# DO THIS
Transcribe every entry word for word, leaving out all images.

##############################

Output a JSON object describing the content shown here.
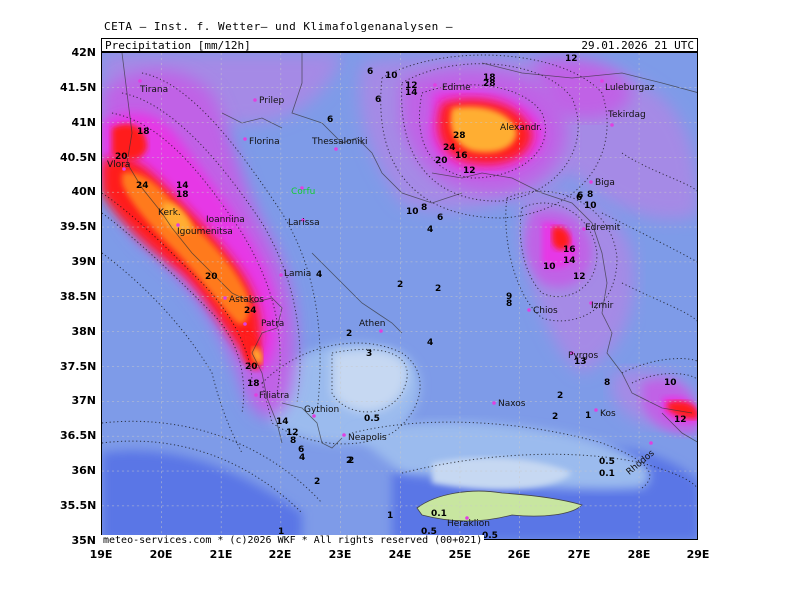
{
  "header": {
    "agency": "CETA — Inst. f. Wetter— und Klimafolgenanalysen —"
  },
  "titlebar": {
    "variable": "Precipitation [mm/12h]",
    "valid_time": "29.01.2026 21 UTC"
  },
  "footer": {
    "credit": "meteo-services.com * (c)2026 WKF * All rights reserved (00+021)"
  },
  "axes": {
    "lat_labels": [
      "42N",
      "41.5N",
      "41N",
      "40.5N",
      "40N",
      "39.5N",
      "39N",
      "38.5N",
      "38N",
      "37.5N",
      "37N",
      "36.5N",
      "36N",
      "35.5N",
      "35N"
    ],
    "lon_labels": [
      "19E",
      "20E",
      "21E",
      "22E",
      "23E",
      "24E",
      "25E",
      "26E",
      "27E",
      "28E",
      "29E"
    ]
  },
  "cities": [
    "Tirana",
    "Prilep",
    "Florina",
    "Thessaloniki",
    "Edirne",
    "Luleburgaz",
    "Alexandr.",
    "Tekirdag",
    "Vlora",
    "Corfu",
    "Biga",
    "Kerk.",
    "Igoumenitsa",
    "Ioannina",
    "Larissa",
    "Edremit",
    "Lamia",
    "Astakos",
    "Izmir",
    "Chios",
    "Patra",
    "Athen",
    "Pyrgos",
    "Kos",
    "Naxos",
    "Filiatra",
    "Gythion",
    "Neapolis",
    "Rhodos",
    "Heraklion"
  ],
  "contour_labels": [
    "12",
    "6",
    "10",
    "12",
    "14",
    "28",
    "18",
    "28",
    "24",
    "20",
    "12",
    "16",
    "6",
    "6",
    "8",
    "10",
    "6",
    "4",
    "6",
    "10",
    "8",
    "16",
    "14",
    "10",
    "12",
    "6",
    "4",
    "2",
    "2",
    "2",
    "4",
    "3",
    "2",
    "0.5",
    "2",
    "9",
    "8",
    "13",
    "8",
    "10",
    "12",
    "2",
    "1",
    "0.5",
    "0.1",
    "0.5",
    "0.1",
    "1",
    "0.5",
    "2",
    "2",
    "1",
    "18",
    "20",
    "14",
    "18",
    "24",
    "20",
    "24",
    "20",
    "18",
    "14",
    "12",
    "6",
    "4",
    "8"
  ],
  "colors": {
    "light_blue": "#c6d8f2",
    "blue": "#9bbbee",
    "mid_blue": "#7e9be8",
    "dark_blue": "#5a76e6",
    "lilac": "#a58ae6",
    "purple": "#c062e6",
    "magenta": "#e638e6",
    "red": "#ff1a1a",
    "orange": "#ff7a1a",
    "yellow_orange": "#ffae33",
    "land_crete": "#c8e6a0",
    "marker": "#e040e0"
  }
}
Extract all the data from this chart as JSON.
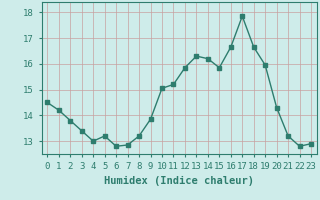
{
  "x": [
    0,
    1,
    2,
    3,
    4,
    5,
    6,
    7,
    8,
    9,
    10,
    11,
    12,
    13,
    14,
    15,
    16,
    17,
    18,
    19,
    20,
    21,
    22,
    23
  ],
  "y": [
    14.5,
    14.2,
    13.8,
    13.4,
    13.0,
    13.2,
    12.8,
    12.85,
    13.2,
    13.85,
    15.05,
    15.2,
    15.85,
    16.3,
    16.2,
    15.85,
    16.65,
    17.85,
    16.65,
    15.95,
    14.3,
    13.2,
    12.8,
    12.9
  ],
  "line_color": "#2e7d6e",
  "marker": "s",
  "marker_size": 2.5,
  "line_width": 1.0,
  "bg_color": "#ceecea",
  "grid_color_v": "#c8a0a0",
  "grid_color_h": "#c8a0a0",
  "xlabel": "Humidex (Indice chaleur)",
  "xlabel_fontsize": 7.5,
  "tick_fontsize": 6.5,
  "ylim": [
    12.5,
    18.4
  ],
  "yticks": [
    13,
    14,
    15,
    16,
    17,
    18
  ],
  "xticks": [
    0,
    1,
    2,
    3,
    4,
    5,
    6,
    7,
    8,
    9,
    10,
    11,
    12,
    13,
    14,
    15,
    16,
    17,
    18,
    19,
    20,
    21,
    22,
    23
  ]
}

##############################

# ANSWER TO THIS EXERCISE
Output a JSON object describing the content shown here.
{
  "header": {
    "agency": "CETA — Inst. f. Wetter— und Klimafolgenanalysen —"
  },
  "titlebar": {
    "variable": "Precipitation [mm/12h]",
    "valid_time": "29.01.2026 21 UTC"
  },
  "footer": {
    "credit": "meteo-services.com * (c)2026 WKF * All rights reserved (00+021)"
  },
  "axes": {
    "lat_labels": [
      "42N",
      "41.5N",
      "41N",
      "40.5N",
      "40N",
      "39.5N",
      "39N",
      "38.5N",
      "38N",
      "37.5N",
      "37N",
      "36.5N",
      "36N",
      "35.5N",
      "35N"
    ],
    "lon_labels": [
      "19E",
      "20E",
      "21E",
      "22E",
      "23E",
      "24E",
      "25E",
      "26E",
      "27E",
      "28E",
      "29E"
    ]
  },
  "cities": [
    "Tirana",
    "Prilep",
    "Florina",
    "Thessaloniki",
    "Edirne",
    "Luleburgaz",
    "Alexandr.",
    "Tekirdag",
    "Vlora",
    "Corfu",
    "Biga",
    "Kerk.",
    "Igoumenitsa",
    "Ioannina",
    "Larissa",
    "Edremit",
    "Lamia",
    "Astakos",
    "Izmir",
    "Chios",
    "Patra",
    "Athen",
    "Pyrgos",
    "Kos",
    "Naxos",
    "Filiatra",
    "Gythion",
    "Neapolis",
    "Rhodos",
    "Heraklion"
  ],
  "contour_labels": [
    "12",
    "6",
    "10",
    "12",
    "14",
    "28",
    "18",
    "28",
    "24",
    "20",
    "12",
    "16",
    "6",
    "6",
    "8",
    "10",
    "6",
    "4",
    "6",
    "10",
    "8",
    "16",
    "14",
    "10",
    "12",
    "6",
    "4",
    "2",
    "2",
    "2",
    "4",
    "3",
    "2",
    "0.5",
    "2",
    "9",
    "8",
    "13",
    "8",
    "10",
    "12",
    "2",
    "1",
    "0.5",
    "0.1",
    "0.5",
    "0.1",
    "1",
    "0.5",
    "2",
    "2",
    "1",
    "18",
    "20",
    "14",
    "18",
    "24",
    "20",
    "24",
    "20",
    "18",
    "14",
    "12",
    "6",
    "4",
    "8"
  ],
  "colors": {
    "light_blue": "#c6d8f2",
    "blue": "#9bbbee",
    "mid_blue": "#7e9be8",
    "dark_blue": "#5a76e6",
    "lilac": "#a58ae6",
    "purple": "#c062e6",
    "magenta": "#e638e6",
    "red": "#ff1a1a",
    "orange": "#ff7a1a",
    "yellow_orange": "#ffae33",
    "land_crete": "#c8e6a0",
    "marker": "#e040e0"
  }
}
Extract all the data from this chart as JSON.
{
  "x": [
    0,
    1,
    2,
    3,
    4,
    5,
    6,
    7,
    8,
    9,
    10,
    11,
    12,
    13,
    14,
    15,
    16,
    17,
    18,
    19,
    20,
    21,
    22,
    23
  ],
  "y": [
    14.5,
    14.2,
    13.8,
    13.4,
    13.0,
    13.2,
    12.8,
    12.85,
    13.2,
    13.85,
    15.05,
    15.2,
    15.85,
    16.3,
    16.2,
    15.85,
    16.65,
    17.85,
    16.65,
    15.95,
    14.3,
    13.2,
    12.8,
    12.9
  ],
  "line_color": "#2e7d6e",
  "marker": "s",
  "marker_size": 2.5,
  "line_width": 1.0,
  "bg_color": "#ceecea",
  "grid_color_v": "#c8a0a0",
  "grid_color_h": "#c8a0a0",
  "xlabel": "Humidex (Indice chaleur)",
  "xlabel_fontsize": 7.5,
  "tick_fontsize": 6.5,
  "ylim": [
    12.5,
    18.4
  ],
  "yticks": [
    13,
    14,
    15,
    16,
    17,
    18
  ],
  "xticks": [
    0,
    1,
    2,
    3,
    4,
    5,
    6,
    7,
    8,
    9,
    10,
    11,
    12,
    13,
    14,
    15,
    16,
    17,
    18,
    19,
    20,
    21,
    22,
    23
  ]
}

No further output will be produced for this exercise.